— Start of DATA SHOWN —
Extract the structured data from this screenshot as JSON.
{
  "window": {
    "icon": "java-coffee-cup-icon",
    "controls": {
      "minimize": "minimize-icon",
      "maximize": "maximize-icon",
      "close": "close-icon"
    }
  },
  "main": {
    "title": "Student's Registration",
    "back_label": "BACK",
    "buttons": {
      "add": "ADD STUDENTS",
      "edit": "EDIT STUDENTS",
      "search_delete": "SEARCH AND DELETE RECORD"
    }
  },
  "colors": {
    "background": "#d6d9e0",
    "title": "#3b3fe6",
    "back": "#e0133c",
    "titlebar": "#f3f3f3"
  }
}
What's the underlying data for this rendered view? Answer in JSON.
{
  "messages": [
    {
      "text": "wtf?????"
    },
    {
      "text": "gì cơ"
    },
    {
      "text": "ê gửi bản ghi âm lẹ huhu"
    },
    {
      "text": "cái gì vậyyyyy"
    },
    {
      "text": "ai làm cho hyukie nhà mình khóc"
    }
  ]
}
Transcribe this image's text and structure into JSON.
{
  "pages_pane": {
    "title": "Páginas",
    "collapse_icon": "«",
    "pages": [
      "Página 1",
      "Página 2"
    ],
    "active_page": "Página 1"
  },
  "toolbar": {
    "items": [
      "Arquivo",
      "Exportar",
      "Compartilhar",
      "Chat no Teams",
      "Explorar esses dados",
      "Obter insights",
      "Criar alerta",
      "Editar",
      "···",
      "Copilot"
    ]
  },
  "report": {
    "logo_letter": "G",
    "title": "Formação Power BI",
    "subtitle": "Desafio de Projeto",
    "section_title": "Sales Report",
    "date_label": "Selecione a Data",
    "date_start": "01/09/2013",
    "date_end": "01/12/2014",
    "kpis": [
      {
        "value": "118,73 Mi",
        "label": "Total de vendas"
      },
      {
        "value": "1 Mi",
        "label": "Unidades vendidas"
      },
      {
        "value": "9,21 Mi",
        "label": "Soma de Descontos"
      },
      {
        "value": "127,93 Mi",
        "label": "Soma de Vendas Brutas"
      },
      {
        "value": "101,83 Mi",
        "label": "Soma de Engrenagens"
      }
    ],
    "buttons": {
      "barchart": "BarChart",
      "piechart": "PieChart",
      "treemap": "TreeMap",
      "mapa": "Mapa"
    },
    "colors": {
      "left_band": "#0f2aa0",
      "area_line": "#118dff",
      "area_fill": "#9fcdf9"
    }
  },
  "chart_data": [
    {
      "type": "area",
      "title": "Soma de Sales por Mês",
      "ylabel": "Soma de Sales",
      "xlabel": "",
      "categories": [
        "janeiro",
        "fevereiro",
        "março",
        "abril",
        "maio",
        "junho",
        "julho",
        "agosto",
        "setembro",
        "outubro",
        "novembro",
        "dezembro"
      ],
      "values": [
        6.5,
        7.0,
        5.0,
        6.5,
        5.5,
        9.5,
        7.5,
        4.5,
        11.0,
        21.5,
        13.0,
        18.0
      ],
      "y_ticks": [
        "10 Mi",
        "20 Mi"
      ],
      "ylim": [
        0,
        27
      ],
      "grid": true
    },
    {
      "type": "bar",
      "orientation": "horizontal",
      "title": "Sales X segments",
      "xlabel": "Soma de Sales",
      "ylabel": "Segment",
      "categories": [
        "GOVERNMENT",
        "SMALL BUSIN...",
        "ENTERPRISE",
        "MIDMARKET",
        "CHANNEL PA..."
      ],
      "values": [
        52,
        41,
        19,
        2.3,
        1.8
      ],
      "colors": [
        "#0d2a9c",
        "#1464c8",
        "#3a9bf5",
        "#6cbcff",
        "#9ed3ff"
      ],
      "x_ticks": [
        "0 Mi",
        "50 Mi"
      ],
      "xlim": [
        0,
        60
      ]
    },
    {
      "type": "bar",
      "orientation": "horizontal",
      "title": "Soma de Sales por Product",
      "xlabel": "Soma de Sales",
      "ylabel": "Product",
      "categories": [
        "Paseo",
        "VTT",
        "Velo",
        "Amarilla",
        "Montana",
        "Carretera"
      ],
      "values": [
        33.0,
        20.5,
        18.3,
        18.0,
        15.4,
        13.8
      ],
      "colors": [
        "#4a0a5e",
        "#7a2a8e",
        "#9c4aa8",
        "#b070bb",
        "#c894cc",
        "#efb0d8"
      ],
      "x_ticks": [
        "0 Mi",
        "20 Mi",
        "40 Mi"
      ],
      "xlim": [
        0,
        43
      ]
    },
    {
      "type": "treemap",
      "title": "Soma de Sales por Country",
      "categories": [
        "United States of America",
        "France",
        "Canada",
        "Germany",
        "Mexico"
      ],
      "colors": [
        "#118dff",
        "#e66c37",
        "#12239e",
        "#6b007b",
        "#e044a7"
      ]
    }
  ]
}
— End of DATA SHOWN —
## TASK BRIEF
From the data above, copy each line where the string "STUDENTS" appears.

## SOLUTION FOR THIS PROBLEM
      "add": "ADD STUDENTS",
      "edit": "EDIT STUDENTS",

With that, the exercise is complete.